### PROBLEM DETAILS:
For the copy, please give all of the data again exactly and leave the pictures out.
— START —
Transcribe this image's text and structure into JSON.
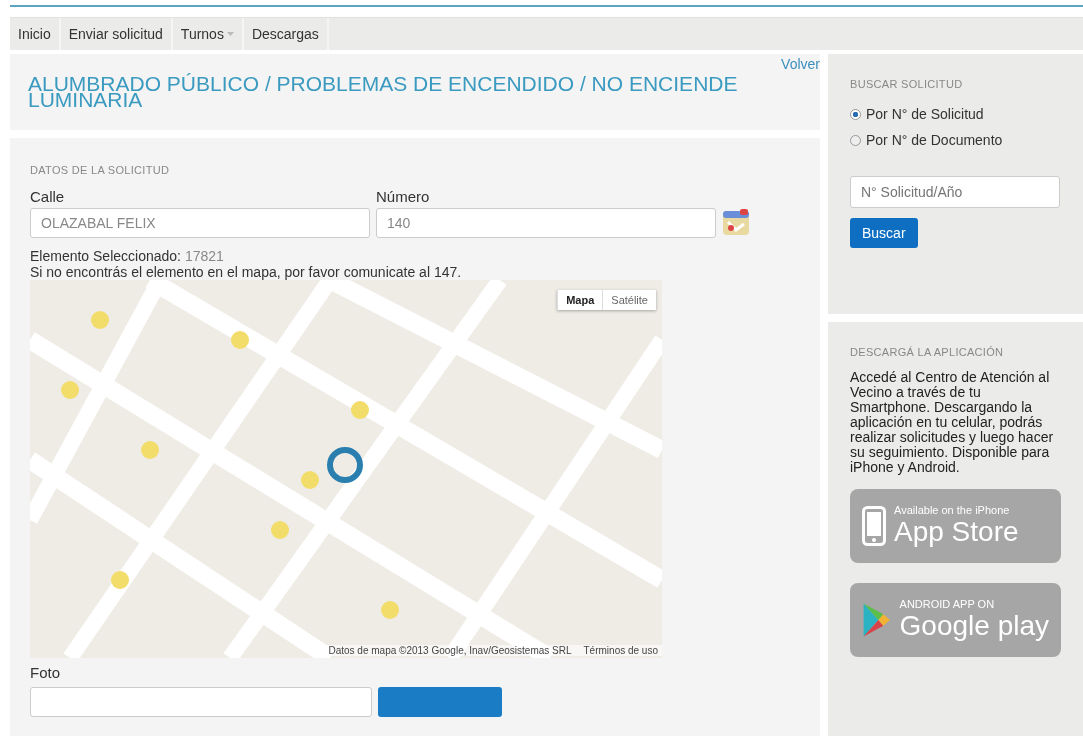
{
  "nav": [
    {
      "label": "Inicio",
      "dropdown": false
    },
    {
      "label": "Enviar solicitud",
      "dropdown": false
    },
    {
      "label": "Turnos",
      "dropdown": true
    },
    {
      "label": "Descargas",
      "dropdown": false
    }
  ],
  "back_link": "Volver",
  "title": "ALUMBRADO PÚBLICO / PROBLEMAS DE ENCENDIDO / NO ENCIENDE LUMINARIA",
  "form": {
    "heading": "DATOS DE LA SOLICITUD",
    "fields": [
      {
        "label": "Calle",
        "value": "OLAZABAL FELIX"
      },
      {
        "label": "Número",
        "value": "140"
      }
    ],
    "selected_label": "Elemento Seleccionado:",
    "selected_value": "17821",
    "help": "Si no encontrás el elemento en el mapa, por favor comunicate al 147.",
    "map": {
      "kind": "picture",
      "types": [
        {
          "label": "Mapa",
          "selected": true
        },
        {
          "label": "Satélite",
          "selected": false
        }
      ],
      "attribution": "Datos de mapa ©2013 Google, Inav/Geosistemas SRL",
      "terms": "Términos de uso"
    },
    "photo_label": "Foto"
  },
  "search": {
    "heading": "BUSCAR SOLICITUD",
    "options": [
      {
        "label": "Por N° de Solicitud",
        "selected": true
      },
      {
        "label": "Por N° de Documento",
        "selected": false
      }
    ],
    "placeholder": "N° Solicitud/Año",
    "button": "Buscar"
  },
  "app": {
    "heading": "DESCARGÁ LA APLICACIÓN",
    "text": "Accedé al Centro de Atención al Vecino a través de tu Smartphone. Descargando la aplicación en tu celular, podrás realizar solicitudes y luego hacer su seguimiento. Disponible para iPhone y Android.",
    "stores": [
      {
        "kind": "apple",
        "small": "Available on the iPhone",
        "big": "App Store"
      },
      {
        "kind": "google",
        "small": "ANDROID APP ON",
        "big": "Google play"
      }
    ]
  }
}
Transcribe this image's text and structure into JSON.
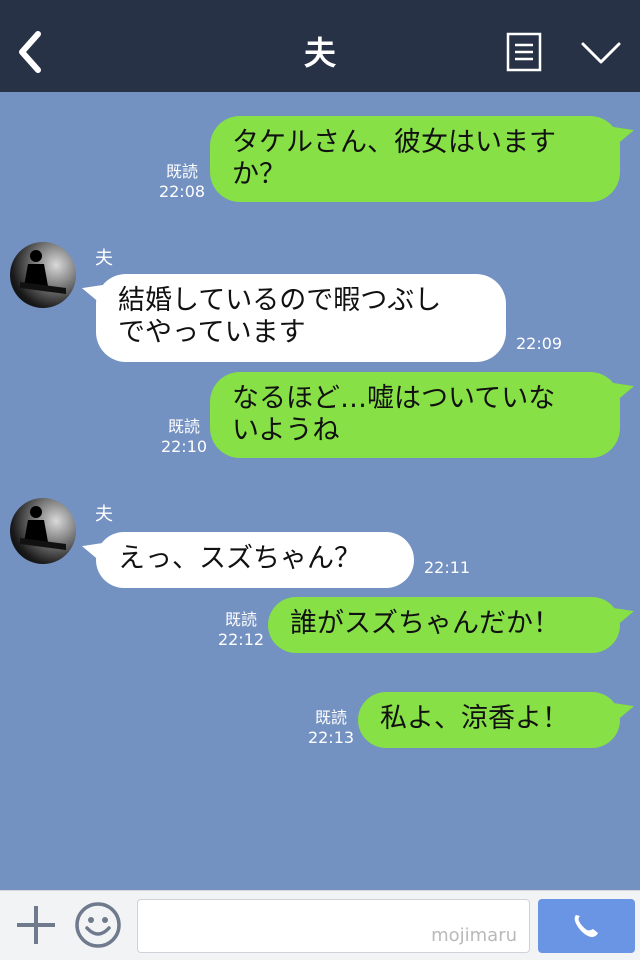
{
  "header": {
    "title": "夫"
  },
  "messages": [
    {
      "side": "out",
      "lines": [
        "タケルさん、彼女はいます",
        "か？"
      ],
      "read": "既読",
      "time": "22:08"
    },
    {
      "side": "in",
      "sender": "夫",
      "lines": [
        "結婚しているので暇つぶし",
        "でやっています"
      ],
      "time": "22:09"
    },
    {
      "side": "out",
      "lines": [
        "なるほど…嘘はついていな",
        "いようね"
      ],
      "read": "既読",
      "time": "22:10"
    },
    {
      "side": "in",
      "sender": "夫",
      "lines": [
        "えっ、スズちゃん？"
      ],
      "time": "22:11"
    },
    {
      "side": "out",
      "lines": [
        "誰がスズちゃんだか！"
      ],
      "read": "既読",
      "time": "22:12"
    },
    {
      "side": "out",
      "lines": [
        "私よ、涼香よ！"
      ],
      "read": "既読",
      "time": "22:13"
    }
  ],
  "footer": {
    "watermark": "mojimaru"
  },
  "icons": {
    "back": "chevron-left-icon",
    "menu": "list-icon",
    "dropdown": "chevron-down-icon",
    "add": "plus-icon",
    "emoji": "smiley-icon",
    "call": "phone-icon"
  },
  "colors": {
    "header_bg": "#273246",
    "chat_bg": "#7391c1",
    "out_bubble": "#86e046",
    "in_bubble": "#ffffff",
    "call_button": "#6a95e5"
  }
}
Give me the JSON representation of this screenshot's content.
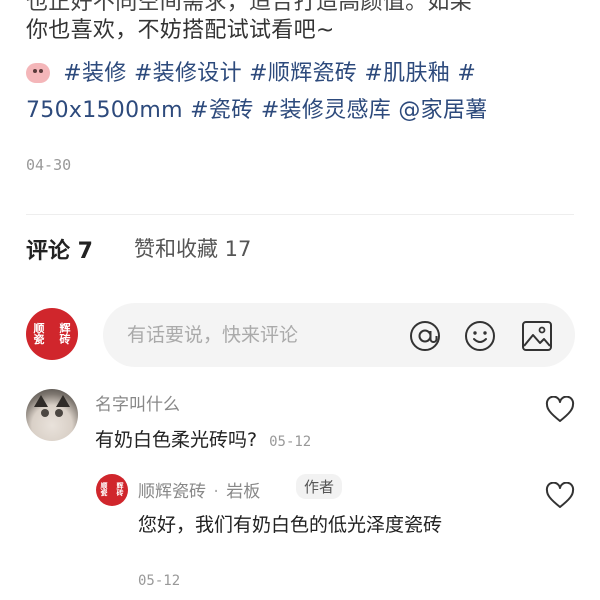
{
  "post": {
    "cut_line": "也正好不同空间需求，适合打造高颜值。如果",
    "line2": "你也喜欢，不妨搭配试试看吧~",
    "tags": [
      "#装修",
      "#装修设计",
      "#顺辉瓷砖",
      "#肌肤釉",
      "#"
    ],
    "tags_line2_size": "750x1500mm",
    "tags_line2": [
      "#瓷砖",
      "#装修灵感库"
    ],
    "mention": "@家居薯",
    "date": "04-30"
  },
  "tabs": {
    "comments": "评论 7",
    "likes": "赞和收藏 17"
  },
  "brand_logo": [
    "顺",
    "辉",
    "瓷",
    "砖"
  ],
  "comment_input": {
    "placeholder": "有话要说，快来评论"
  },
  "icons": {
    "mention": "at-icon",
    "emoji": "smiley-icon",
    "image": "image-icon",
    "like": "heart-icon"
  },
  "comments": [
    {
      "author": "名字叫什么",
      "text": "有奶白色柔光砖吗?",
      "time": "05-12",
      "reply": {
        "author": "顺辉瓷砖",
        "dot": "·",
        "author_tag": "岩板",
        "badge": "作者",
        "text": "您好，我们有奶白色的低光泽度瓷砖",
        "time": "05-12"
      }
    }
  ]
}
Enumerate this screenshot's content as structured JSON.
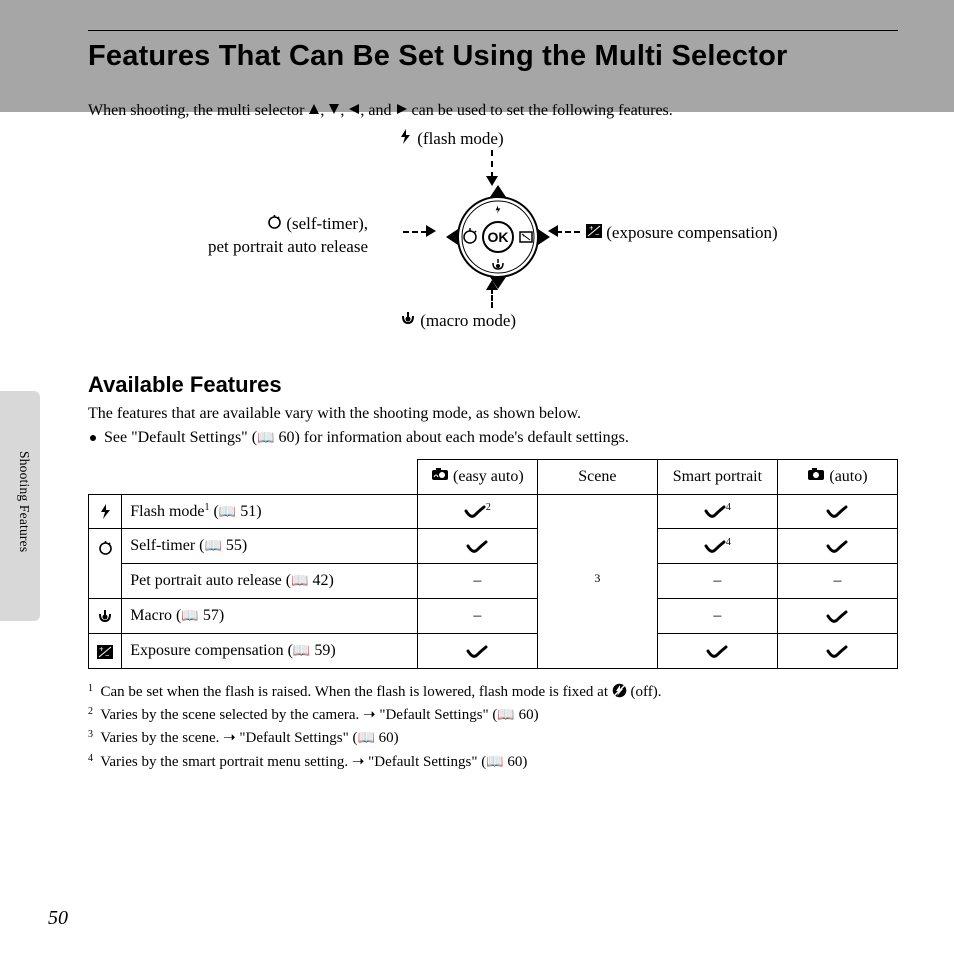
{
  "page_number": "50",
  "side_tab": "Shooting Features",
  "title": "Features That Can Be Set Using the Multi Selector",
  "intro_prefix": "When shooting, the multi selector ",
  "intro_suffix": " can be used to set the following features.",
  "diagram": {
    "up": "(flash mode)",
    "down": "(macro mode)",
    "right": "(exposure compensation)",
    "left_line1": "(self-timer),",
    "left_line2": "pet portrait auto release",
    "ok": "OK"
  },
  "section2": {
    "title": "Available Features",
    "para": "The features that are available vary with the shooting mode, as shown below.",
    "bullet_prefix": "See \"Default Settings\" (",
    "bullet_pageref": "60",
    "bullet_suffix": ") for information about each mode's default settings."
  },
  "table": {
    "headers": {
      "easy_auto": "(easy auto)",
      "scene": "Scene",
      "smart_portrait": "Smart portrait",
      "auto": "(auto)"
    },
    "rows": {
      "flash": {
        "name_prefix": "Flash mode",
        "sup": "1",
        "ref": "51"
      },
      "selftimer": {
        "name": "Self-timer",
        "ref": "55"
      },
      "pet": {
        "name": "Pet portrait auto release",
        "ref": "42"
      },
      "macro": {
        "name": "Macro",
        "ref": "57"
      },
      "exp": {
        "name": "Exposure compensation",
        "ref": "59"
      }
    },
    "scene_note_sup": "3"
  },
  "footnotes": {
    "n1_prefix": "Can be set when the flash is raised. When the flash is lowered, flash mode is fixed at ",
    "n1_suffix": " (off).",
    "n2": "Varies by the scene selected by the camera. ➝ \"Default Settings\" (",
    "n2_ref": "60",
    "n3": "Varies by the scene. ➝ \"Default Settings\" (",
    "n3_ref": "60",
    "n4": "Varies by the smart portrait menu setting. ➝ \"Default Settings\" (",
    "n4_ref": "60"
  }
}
— END —
### THE RESULT:
Transcribe this image's text and structure into JSON.
{
  "nav": [
    {
      "label": "Inicio",
      "dropdown": false
    },
    {
      "label": "Enviar solicitud",
      "dropdown": false
    },
    {
      "label": "Turnos",
      "dropdown": true
    },
    {
      "label": "Descargas",
      "dropdown": false
    }
  ],
  "back_link": "Volver",
  "title": "ALUMBRADO PÚBLICO / PROBLEMAS DE ENCENDIDO / NO ENCIENDE LUMINARIA",
  "form": {
    "heading": "DATOS DE LA SOLICITUD",
    "fields": [
      {
        "label": "Calle",
        "value": "OLAZABAL FELIX"
      },
      {
        "label": "Número",
        "value": "140"
      }
    ],
    "selected_label": "Elemento Seleccionado:",
    "selected_value": "17821",
    "help": "Si no encontrás el elemento en el mapa, por favor comunicate al 147.",
    "map": {
      "kind": "picture",
      "types": [
        {
          "label": "Mapa",
          "selected": true
        },
        {
          "label": "Satélite",
          "selected": false
        }
      ],
      "attribution": "Datos de mapa ©2013 Google, Inav/Geosistemas SRL",
      "terms": "Términos de uso"
    },
    "photo_label": "Foto"
  },
  "search": {
    "heading": "BUSCAR SOLICITUD",
    "options": [
      {
        "label": "Por N° de Solicitud",
        "selected": true
      },
      {
        "label": "Por N° de Documento",
        "selected": false
      }
    ],
    "placeholder": "N° Solicitud/Año",
    "button": "Buscar"
  },
  "app": {
    "heading": "DESCARGÁ LA APLICACIÓN",
    "text": "Accedé al Centro de Atención al Vecino a través de tu Smartphone. Descargando la aplicación en tu celular, podrás realizar solicitudes y luego hacer su seguimiento. Disponible para iPhone y Android.",
    "stores": [
      {
        "kind": "apple",
        "small": "Available on the iPhone",
        "big": "App Store"
      },
      {
        "kind": "google",
        "small": "ANDROID APP ON",
        "big": "Google play"
      }
    ]
  }
}
Transcribe this image's text and structure into JSON.
{
  "header": {
    "title": "夫"
  },
  "messages": [
    {
      "side": "out",
      "lines": [
        "タケルさん、彼女はいます",
        "か？"
      ],
      "read": "既読",
      "time": "22:08"
    },
    {
      "side": "in",
      "sender": "夫",
      "lines": [
        "結婚しているので暇つぶし",
        "でやっています"
      ],
      "time": "22:09"
    },
    {
      "side": "out",
      "lines": [
        "なるほど…嘘はついていな",
        "いようね"
      ],
      "read": "既読",
      "time": "22:10"
    },
    {
      "side": "in",
      "sender": "夫",
      "lines": [
        "えっ、スズちゃん？"
      ],
      "time": "22:11"
    },
    {
      "side": "out",
      "lines": [
        "誰がスズちゃんだか！"
      ],
      "read": "既読",
      "time": "22:12"
    },
    {
      "side": "out",
      "lines": [
        "私よ、涼香よ！"
      ],
      "read": "既読",
      "time": "22:13"
    }
  ],
  "footer": {
    "watermark": "mojimaru"
  },
  "icons": {
    "back": "chevron-left-icon",
    "menu": "list-icon",
    "dropdown": "chevron-down-icon",
    "add": "plus-icon",
    "emoji": "smiley-icon",
    "call": "phone-icon"
  },
  "colors": {
    "header_bg": "#273246",
    "chat_bg": "#7391c1",
    "out_bubble": "#86e046",
    "in_bubble": "#ffffff",
    "call_button": "#6a95e5"
  }
}
Give me the JSON representation of this screenshot's content.
{
  "post": {
    "cut_line": "也正好不同空间需求，适合打造高颜值。如果",
    "line2": "你也喜欢，不妨搭配试试看吧~",
    "tags": [
      "#装修",
      "#装修设计",
      "#顺辉瓷砖",
      "#肌肤釉",
      "#"
    ],
    "tags_line2_size": "750x1500mm",
    "tags_line2": [
      "#瓷砖",
      "#装修灵感库"
    ],
    "mention": "@家居薯",
    "date": "04-30"
  },
  "tabs": {
    "comments": "评论 7",
    "likes": "赞和收藏 17"
  },
  "brand_logo": [
    "顺",
    "辉",
    "瓷",
    "砖"
  ],
  "comment_input": {
    "placeholder": "有话要说，快来评论"
  },
  "icons": {
    "mention": "at-icon",
    "emoji": "smiley-icon",
    "image": "image-icon",
    "like": "heart-icon"
  },
  "comments": [
    {
      "author": "名字叫什么",
      "text": "有奶白色柔光砖吗?",
      "time": "05-12",
      "reply": {
        "author": "顺辉瓷砖",
        "dot": "·",
        "author_tag": "岩板",
        "badge": "作者",
        "text": "您好，我们有奶白色的低光泽度瓷砖",
        "time": "05-12"
      }
    }
  ]
}
Enumerate this screenshot's content as structured JSON.
{
  "page_number": "50",
  "side_tab": "Shooting Features",
  "title": "Features That Can Be Set Using the Multi Selector",
  "intro_prefix": "When shooting, the multi selector ",
  "intro_suffix": " can be used to set the following features.",
  "diagram": {
    "up": "(flash mode)",
    "down": "(macro mode)",
    "right": "(exposure compensation)",
    "left_line1": "(self-timer),",
    "left_line2": "pet portrait auto release",
    "ok": "OK"
  },
  "section2": {
    "title": "Available Features",
    "para": "The features that are available vary with the shooting mode, as shown below.",
    "bullet_prefix": "See \"Default Settings\" (",
    "bullet_pageref": "60",
    "bullet_suffix": ") for information about each mode's default settings."
  },
  "table": {
    "headers": {
      "easy_auto": "(easy auto)",
      "scene": "Scene",
      "smart_portrait": "Smart portrait",
      "auto": "(auto)"
    },
    "rows": {
      "flash": {
        "name_prefix": "Flash mode",
        "sup": "1",
        "ref": "51"
      },
      "selftimer": {
        "name": "Self-timer",
        "ref": "55"
      },
      "pet": {
        "name": "Pet portrait auto release",
        "ref": "42"
      },
      "macro": {
        "name": "Macro",
        "ref": "57"
      },
      "exp": {
        "name": "Exposure compensation",
        "ref": "59"
      }
    },
    "scene_note_sup": "3"
  },
  "footnotes": {
    "n1_prefix": "Can be set when the flash is raised. When the flash is lowered, flash mode is fixed at ",
    "n1_suffix": " (off).",
    "n2": "Varies by the scene selected by the camera. ➝ \"Default Settings\" (",
    "n2_ref": "60",
    "n3": "Varies by the scene. ➝ \"Default Settings\" (",
    "n3_ref": "60",
    "n4": "Varies by the smart portrait menu setting. ➝ \"Default Settings\" (",
    "n4_ref": "60"
  }
}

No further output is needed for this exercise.